* start Material to process *

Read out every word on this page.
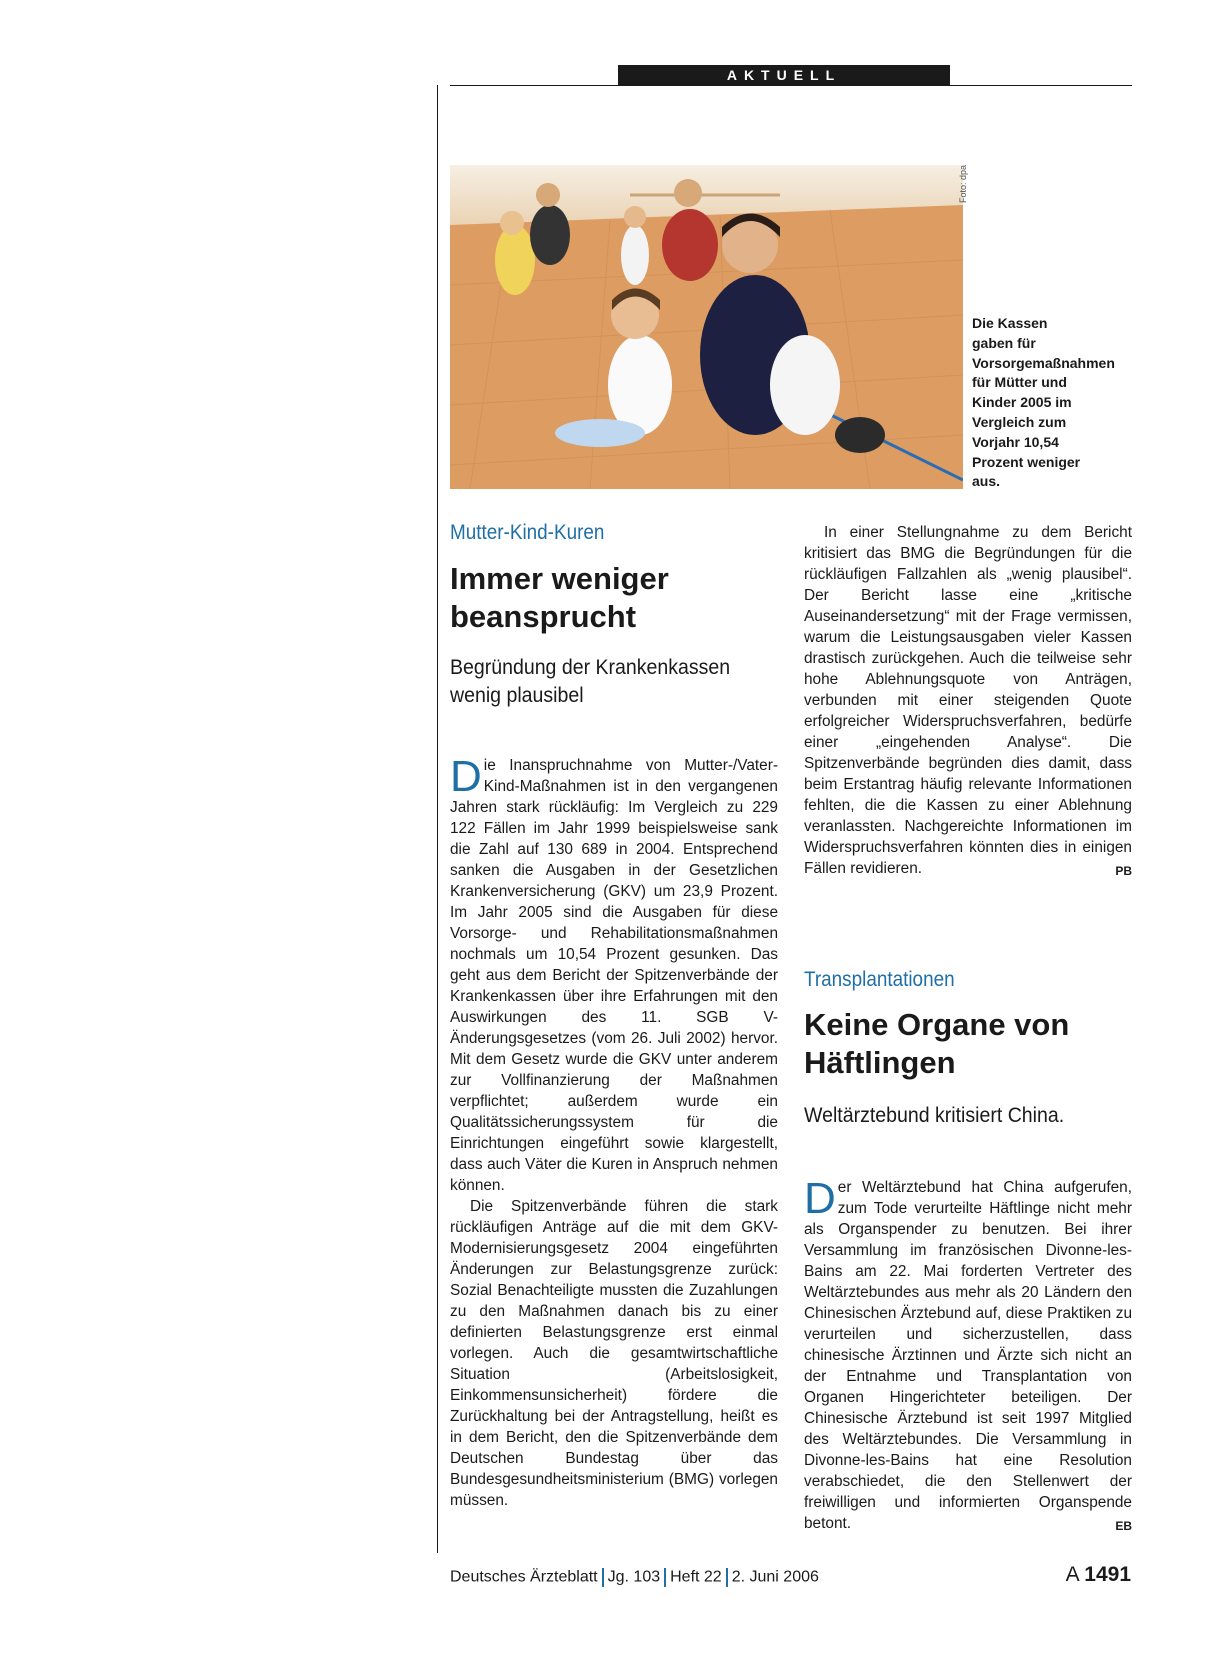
AKTUELL
Foto: dpa
Die Kassen gaben für Vorsorgemaßnahmen für Mütter und Kinder 2005 im Vergleich zum Vorjahr 10,54 Prozent weniger aus.
Mutter-Kind-Kuren
Immer weniger beansprucht
Begründung der Krankenkassen wenig plausibel

Die Inanspruchnahme von Mutter-/Vater-Kind-Maßnahmen ist in den vergangenen Jahren stark rückläufig: Im Vergleich zu 229 122 Fällen im Jahr 1999 beispielsweise sank die Zahl auf 130 689 in 2004. Entsprechend sanken die Ausgaben in der Gesetzlichen Krankenversicherung (GKV) um 23,9 Prozent. Im Jahr 2005 sind die Ausgaben für diese Vorsorge- und Rehabilitationsmaßnahmen nochmals um 10,54 Prozent gesunken. Das geht aus dem Bericht der Spitzenverbände der Krankenkassen über ihre Erfahrungen mit den Auswirkungen des 11. SGB V-Änderungsgesetzes (vom 26. Juli 2002) hervor. Mit dem Gesetz wurde die GKV unter anderem zur Vollfinanzierung der Maßnahmen verpflichtet; außerdem wurde ein Qualitätssicherungssystem für die Einrichtungen eingeführt sowie klargestellt, dass auch Väter die Kuren in Anspruch nehmen können.

Die Spitzenverbände führen die stark rückläufigen Anträge auf die mit dem GKV-Modernisierungsgesetz 2004 eingeführten Änderungen zur Belastungsgrenze zurück: Sozial Benachteiligte mussten die Zuzahlungen zu den Maßnahmen danach bis zu einer definierten Belastungsgrenze erst einmal vorlegen. Auch die gesamtwirtschaftliche Situation (Arbeitslosigkeit, Einkommensunsicherheit) fördere die Zurückhaltung bei der Antragstellung, heißt es in dem Bericht, den die Spitzenverbände dem Deutschen Bundestag über das Bundesgesundheitsministerium (BMG) vorlegen müssen.

In einer Stellungnahme zu dem Bericht kritisiert das BMG die Begründungen für die rückläufigen Fallzahlen als „wenig plausibel“. Der Bericht lasse eine „kritische Auseinandersetzung“ mit der Frage vermissen, warum die Leistungsausgaben vieler Kassen drastisch zurückgehen. Auch die teilweise sehr hohe Ablehnungsquote von Anträgen, verbunden mit einer steigenden Quote erfolgreicher Widerspruchsverfahren, bedürfe einer „eingehenden Analyse“. Die Spitzenverbände begründen dies damit, dass beim Erstantrag häufig relevante Informationen fehlten, die die Kassen zu einer Ablehnung veranlassten. Nachgereichte Informationen im Widerspruchsverfahren könnten dies in einigen Fällen revidieren.	PB

Transplantationen
Keine Organe von Häftlingen
Weltärztebund kritisiert China.

Der Weltärztebund hat China aufgerufen, zum Tode verurteilte Häftlinge nicht mehr als Organspender zu benutzen. Bei ihrer Versammlung im französischen Divonne-les-Bains am 22. Mai forderten Vertreter des Weltärztebundes aus mehr als 20 Ländern den Chinesischen Ärztebund auf, diese Praktiken zu verurteilen und sicherzustellen, dass chinesische Ärztinnen und Ärzte sich nicht an der Entnahme und Transplantation von Organen Hingerichteter beteiligen. Der Chinesische Ärztebund ist seit 1997 Mitglied des Weltärztebundes. Die Versammlung in Divonne-les-Bains hat eine Resolution verabschiedet, die den Stellenwert der freiwilligen und informierten Organspende betont.	EB

Deutsches Ärzteblatt Jg. 103 Heft 22 2. Juni 2006	A 1491
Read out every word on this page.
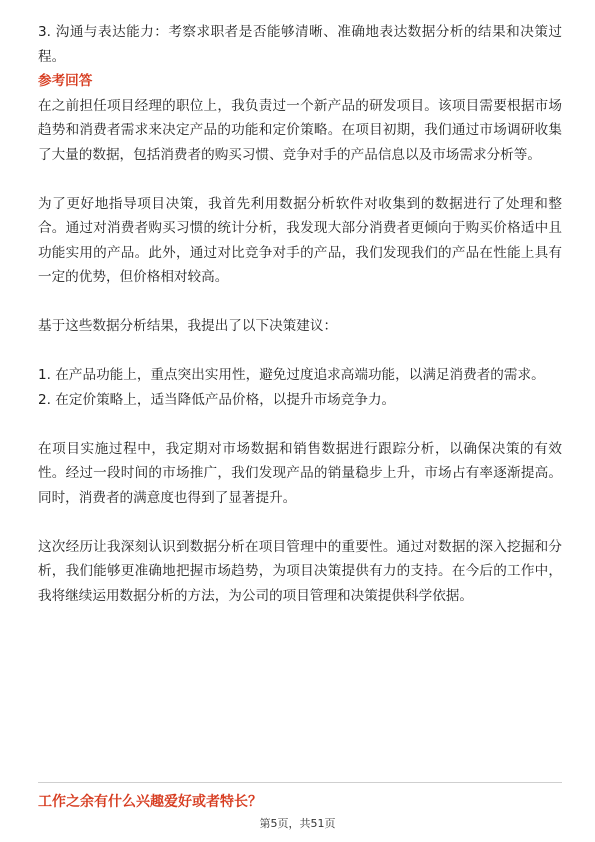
3. 沟通与表达能力：考察求职者是否能够清晰、准确地表达数据分析的结果和决策过程。

参考回答

在之前担任项目经理的职位上，我负责过一个新产品的研发项目。该项目需要根据市场趋势和消费者需求来决定产品的功能和定价策略。在项目初期，我们通过市场调研收集了大量的数据，包括消费者的购买习惯、竞争对手的产品信息以及市场需求分析等。

为了更好地指导项目决策，我首先利用数据分析软件对收集到的数据进行了处理和整合。通过对消费者购买习惯的统计分析，我发现大部分消费者更倾向于购买价格适中且功能实用的产品。此外，通过对比竞争对手的产品，我们发现我们的产品在性能上具有一定的优势，但价格相对较高。

基于这些数据分析结果，我提出了以下决策建议：

1. 在产品功能上，重点突出实用性，避免过度追求高端功能，以满足消费者的需求。

2. 在定价策略上，适当降低产品价格，以提升市场竞争力。

在项目实施过程中，我定期对市场数据和销售数据进行跟踪分析，以确保决策的有效性。经过一段时间的市场推广，我们发现产品的销量稳步上升，市场占有率逐渐提高。同时，消费者的满意度也得到了显著提升。

这次经历让我深刻认识到数据分析在项目管理中的重要性。通过对数据的深入挖掘和分析，我们能够更准确地把握市场趋势，为项目决策提供有力的支持。在今后的工作中，我将继续运用数据分析的方法，为公司的项目管理和决策提供科学依据。

工作之余有什么兴趣爱好或者特长？
第5页，共51页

* end Material to process *

* _Directions_: Copy the listing exactly. Any image in it stays out of the copy.

* _Written response_:
Read out every word on this page.
AKTUELL
Foto: dpa
Die Kassen gaben für Vorsorgemaßnahmen für Mütter und Kinder 2005 im Vergleich zum Vorjahr 10,54 Prozent weniger aus.
Mutter-Kind-Kuren
Immer weniger beansprucht
Begründung der Krankenkassen wenig plausibel

Die Inanspruchnahme von Mutter-/Vater-Kind-Maßnahmen ist in den vergangenen Jahren stark rückläufig: Im Vergleich zu 229 122 Fällen im Jahr 1999 beispielsweise sank die Zahl auf 130 689 in 2004. Entsprechend sanken die Ausgaben in der Gesetzlichen Krankenversicherung (GKV) um 23,9 Prozent. Im Jahr 2005 sind die Ausgaben für diese Vorsorge- und Rehabilitationsmaßnahmen nochmals um 10,54 Prozent gesunken. Das geht aus dem Bericht der Spitzenverbände der Krankenkassen über ihre Erfahrungen mit den Auswirkungen des 11. SGB V-Änderungsgesetzes (vom 26. Juli 2002) hervor. Mit dem Gesetz wurde die GKV unter anderem zur Vollfinanzierung der Maßnahmen verpflichtet; außerdem wurde ein Qualitätssicherungssystem für die Einrichtungen eingeführt sowie klargestellt, dass auch Väter die Kuren in Anspruch nehmen können.

Die Spitzenverbände führen die stark rückläufigen Anträge auf die mit dem GKV-Modernisierungsgesetz 2004 eingeführten Änderungen zur Belastungsgrenze zurück: Sozial Benachteiligte mussten die Zuzahlungen zu den Maßnahmen danach bis zu einer definierten Belastungsgrenze erst einmal vorlegen. Auch die gesamtwirtschaftliche Situation (Arbeitslosigkeit, Einkommensunsicherheit) fördere die Zurückhaltung bei der Antragstellung, heißt es in dem Bericht, den die Spitzenverbände dem Deutschen Bundestag über das Bundesgesundheitsministerium (BMG) vorlegen müssen.

In einer Stellungnahme zu dem Bericht kritisiert das BMG die Begründungen für die rückläufigen Fallzahlen als „wenig plausibel“. Der Bericht lasse eine „kritische Auseinandersetzung“ mit der Frage vermissen, warum die Leistungsausgaben vieler Kassen drastisch zurückgehen. Auch die teilweise sehr hohe Ablehnungsquote von Anträgen, verbunden mit einer steigenden Quote erfolgreicher Widerspruchsverfahren, bedürfe einer „eingehenden Analyse“. Die Spitzenverbände begründen dies damit, dass beim Erstantrag häufig relevante Informationen fehlten, die die Kassen zu einer Ablehnung veranlassten. Nachgereichte Informationen im Widerspruchsverfahren könnten dies in einigen Fällen revidieren.	PB

Transplantationen
Keine Organe von Häftlingen
Weltärztebund kritisiert China.

Der Weltärztebund hat China aufgerufen, zum Tode verurteilte Häftlinge nicht mehr als Organspender zu benutzen. Bei ihrer Versammlung im französischen Divonne-les-Bains am 22. Mai forderten Vertreter des Weltärztebundes aus mehr als 20 Ländern den Chinesischen Ärztebund auf, diese Praktiken zu verurteilen und sicherzustellen, dass chinesische Ärztinnen und Ärzte sich nicht an der Entnahme und Transplantation von Organen Hingerichteter beteiligen. Der Chinesische Ärztebund ist seit 1997 Mitglied des Weltärztebundes. Die Versammlung in Divonne-les-Bains hat eine Resolution verabschiedet, die den Stellenwert der freiwilligen und informierten Organspende betont.	EB

Deutsches Ärzteblatt Jg. 103 Heft 22 2. Juni 2006	A 1491
Read out every word on this page.
3. 沟通与表达能力：考察求职者是否能够清晰、准确地表达数据分析的结果和决策过程。

参考回答

在之前担任项目经理的职位上，我负责过一个新产品的研发项目。该项目需要根据市场趋势和消费者需求来决定产品的功能和定价策略。在项目初期，我们通过市场调研收集了大量的数据，包括消费者的购买习惯、竞争对手的产品信息以及市场需求分析等。

为了更好地指导项目决策，我首先利用数据分析软件对收集到的数据进行了处理和整合。通过对消费者购买习惯的统计分析，我发现大部分消费者更倾向于购买价格适中且功能实用的产品。此外，通过对比竞争对手的产品，我们发现我们的产品在性能上具有一定的优势，但价格相对较高。

基于这些数据分析结果，我提出了以下决策建议：

1. 在产品功能上，重点突出实用性，避免过度追求高端功能，以满足消费者的需求。

2. 在定价策略上，适当降低产品价格，以提升市场竞争力。

在项目实施过程中，我定期对市场数据和销售数据进行跟踪分析，以确保决策的有效性。经过一段时间的市场推广，我们发现产品的销量稳步上升，市场占有率逐渐提高。同时，消费者的满意度也得到了显著提升。

这次经历让我深刻认识到数据分析在项目管理中的重要性。通过对数据的深入挖掘和分析，我们能够更准确地把握市场趋势，为项目决策提供有力的支持。在今后的工作中，我将继续运用数据分析的方法，为公司的项目管理和决策提供科学依据。

工作之余有什么兴趣爱好或者特长？
第5页，共51页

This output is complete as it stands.